How to update nested state in Ember Octane

1.3k views Asked by At

So my situation is as follows: I got a component with a couple of input fields that represent a contact and are filled with data from a service:

  @service('contact-data') contact;

Each field stands for one property that is accessed via

{{contact.properties.foo}}

I have the properties saved as a JS object to easily filter out empty fields when using them and I tracked it with @tracked like so:

export default class MyService extends Service {
  @tracked properties = {id: 0, foo: "", bar : "abc", };

  @action updateProperty(name, value) {
    this.properties[name] = value;
  }
}

However, the properties do not re-render properly in the component and the textfields do not get updated.

I'd appreciate any help with this! Thanks!

2

There are 2 answers

0
Chris Krycho On BEST ANSWER

Any time you have a bunch of nested state like that which needs to be tracked, just tracking the top-level object won't cause updates to the internals of that object to propagate out. You need to track the internal properties, or you need to reset the whole object you're tracking.

You have basically two rough options for dealing with updates to those internal properties:

  1. If the object has a well-known shape, extract it into a utility class which uses @tracked on the fields, and instantiate the utility class when you create the service. Then updates to those fields will update.
  2. If the object is really being used like a hash map, then you have two variant options:
    1. Use https://github.com/pzuraq/tracked-built-ins, if you don't need IE11 support
    2. Do a "pure functional update", where you do something like this.properties = { ...this.properties, foo: newValue };

Of these, (1) is pretty much always going to be the cheapest and have the best performance. Doing (2.1) will be a little more expensive, because it requires the use of a Proxy, but not enough that you would normally notice. Doing (2.2) will end up triggering a re-render for every property in the properties used anywhere in the app, even if it didn't change.

In the case you've described, it appears the fields are well known, which means you should reach for that class. The solution might look something like this:

import Service from '@ember/service';
import { action } from '@ember/object';
import { tracked } from '@glimmer/tracking';

class TheProperties {
  @tracked id;
  @tracked foo;
  @tracked bar;
}

export default class MyService extends Service {
  properties = new TheProperties();

  @action updateProperty(name, value) {
    this.properties[name] = value;
  }
}

Note that @tracked installs getters and setters in place of plain class properties, so if you need to use this for a JSON payload somewhere or similar, you'll also want to implement toJSON on the utility class:

class TheProperties {
  @tracked id;
  @tracked foo;
  @tracked bar;
  
  toJSON() {
    let { id, foo, bar } = this;
    return { id, foo, bar };
  }
}
0
Kean Tan On

There's another add-on that does basically the same thing for Array and Objects as tracked-built-ins.

It's a proxy that basically notifies the root that an update has occurred somewhere. The advantage against tracked-built-ins is that the nesting depth is not limited as it's common for JSON to have deep nesting.

The drawbacks are similar to tracked-built-ins in terms of performance. Use it sparingly and try not to use it in tables with hundreds/thousands of rows as re-rendering is going to be not performant.

Dataset entries:

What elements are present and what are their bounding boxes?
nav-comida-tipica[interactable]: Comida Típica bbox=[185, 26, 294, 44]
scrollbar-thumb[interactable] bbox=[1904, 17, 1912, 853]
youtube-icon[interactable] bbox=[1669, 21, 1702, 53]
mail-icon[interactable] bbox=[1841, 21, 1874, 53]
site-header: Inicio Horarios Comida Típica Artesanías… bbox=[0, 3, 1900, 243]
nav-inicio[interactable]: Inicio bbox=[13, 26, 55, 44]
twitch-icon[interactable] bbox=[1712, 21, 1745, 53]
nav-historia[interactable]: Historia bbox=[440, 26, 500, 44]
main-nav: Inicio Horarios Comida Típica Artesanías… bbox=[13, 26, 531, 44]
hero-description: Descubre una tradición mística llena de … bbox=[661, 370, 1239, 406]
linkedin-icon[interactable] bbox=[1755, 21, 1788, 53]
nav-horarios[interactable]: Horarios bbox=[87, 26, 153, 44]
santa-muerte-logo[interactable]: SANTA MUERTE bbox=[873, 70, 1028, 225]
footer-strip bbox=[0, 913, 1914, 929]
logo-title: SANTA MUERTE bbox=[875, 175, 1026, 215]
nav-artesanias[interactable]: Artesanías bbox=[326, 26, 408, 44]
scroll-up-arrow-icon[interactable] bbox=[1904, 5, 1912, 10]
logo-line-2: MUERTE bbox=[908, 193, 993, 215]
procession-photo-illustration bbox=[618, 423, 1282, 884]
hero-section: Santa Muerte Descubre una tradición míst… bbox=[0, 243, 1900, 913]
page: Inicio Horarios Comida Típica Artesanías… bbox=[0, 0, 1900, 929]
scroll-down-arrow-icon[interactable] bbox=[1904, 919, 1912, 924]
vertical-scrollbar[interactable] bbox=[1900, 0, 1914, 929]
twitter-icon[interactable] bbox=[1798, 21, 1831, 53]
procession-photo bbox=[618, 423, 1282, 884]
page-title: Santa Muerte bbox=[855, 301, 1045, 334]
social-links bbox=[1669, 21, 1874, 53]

:: Work request ::
Copy verbatim the passage of the Ember Octane nested-state post above, starting at "There are 2" and ending at "object you're tracking.".

:: Response ::
There are 2 answers

0
Chris Krycho On BEST ANSWER

Any time you have a bunch of nested state like that which needs to be tracked, just tracking the top-level object won't cause updates to the internals of that object to propagate out. You need to track the internal properties, or you need to reset the whole object you're tracking.